Adjusted EBITDA and adjusted diluted EPS includes adjustments for transaction and integration costs, litigation expenses as well as restructuring costs and other adjustments as set forth in the financial table below. Transaction and integration adjustments are generally incremental costs that result from an actual or planned acquisition, divestiture or spin-off and may include transaction costs, consulting fees, retention awards, internal salaries and wages (to the extent the individuals are assigned full-time to integration and transformation activities), and certain costs related to integrating and separating IT systems. Litigation expenses primarily relate to the settlement of ongoing legal matters. Restructuring costs primarily relate to severance costs associated with business optimization initiatives.
We believe that adjusted EBITDA improves comparability from period to period by removing the impact of our capital structure (interest and financing expenses), asset base (depreciation and amortization), tax impacts and other adjustments as set out in the attached tables, which management has determined are not reflective of core operating activities and thereby assist investors with assessing trends in our underlying businesses.
We believe that organic revenue and organic revenue growth are important measures because they exclude the impact of foreign currency exchange rate fluctuations, revenue from acquired businesses and revenue from deconsolidated operations.

Set tasks >>
(1) Using the passage on adjusted financial measures, decide whether each statement agrees with it: (a) Restructuring costs mainly relate to severance tied to business optimization efforts. (b) Litigation expenses mainly relate to new lawsuits brought against the company. (c) Organic revenue counts revenue from acquired businesses. For each, answer yes or no and quote the exact words that settle it.
(2) Resume the passage on adjusted financial measures, picking up right after its final sentence.
The records come from a different source than the passage on adjusted financial measures.

Extracted records >>
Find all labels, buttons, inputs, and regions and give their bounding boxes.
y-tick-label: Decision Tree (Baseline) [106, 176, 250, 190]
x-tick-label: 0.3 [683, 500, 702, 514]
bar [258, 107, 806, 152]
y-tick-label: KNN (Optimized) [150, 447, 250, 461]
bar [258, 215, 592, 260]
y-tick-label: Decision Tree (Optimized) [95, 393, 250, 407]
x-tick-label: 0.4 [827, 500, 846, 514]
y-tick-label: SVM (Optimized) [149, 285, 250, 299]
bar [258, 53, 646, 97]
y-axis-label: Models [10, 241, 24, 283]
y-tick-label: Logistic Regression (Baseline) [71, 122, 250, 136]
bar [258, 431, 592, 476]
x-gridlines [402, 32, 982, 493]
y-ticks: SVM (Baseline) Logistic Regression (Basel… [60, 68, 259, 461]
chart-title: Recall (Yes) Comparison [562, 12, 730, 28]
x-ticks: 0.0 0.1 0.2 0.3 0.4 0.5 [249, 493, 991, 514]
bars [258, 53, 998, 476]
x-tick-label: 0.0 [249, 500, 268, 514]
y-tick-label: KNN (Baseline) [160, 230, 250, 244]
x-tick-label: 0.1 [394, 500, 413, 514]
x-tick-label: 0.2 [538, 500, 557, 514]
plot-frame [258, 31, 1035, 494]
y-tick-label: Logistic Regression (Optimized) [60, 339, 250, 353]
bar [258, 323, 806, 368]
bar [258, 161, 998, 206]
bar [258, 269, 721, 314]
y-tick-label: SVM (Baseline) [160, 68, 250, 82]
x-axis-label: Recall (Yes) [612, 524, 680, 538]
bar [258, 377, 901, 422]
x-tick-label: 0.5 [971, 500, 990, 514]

Answers to the exercises >>
(1)
(a) Yes: "Restructuring costs primarily relate to severance costs associated with business optimization initiatives."
(b) No: "Litigation expenses primarily relate to the settlement of ongoing legal matters."
(c) No: "they exclude the impact of foreign currency exchange rate fluctuations, revenue from acquired businesses and revenue from deconsolidated operations."

(2)
We believe that adjusted diluted EPS improve the comparability of our operating results from period to period by removing the impact of certain costs and gains, which management has determined are not reflective of our core operating activities, including amortization of acquisition-related intangible assets.
We believe that free cash flow and free cash flow conversion are important measures of our ability to repay maturing debt or fund other uses of capital that we believe will enhance stockholder value. We calculate free cash flow as cash flows from operations less capital expenditures plus proceeds from sale of property and equipment. We calculate free cash flow conversion as free cash flow divided by adjusted EBITDA, expressed as a percentage.
We believe ROIC provides investors with an important perspective on how effectively GXO deploys capital and use this metric internally as a high-level target to assess overall performance throughout the business cycle.
Management uses these non-GAAP financial measures in making financial, operating and planning decisions and evaluating GXO's ongoing performance.
With respect to our updated full-year 2024 guidance and our updated 2027 financial targets, a reconciliation of these non-GAAP measures to the corresponding GAAP measures is not available without unreasonable effort due to the variability and complexity of the reconciling items described above that we exclude from these non-GAAP target measures. The variability of these items may have a significant impact on our future GAAP financial results and, as a result, we are unable to prepare the forward-looking statements of income and cash flows prepared in accordance with GAAP, that would be required to produce such a reconciliation.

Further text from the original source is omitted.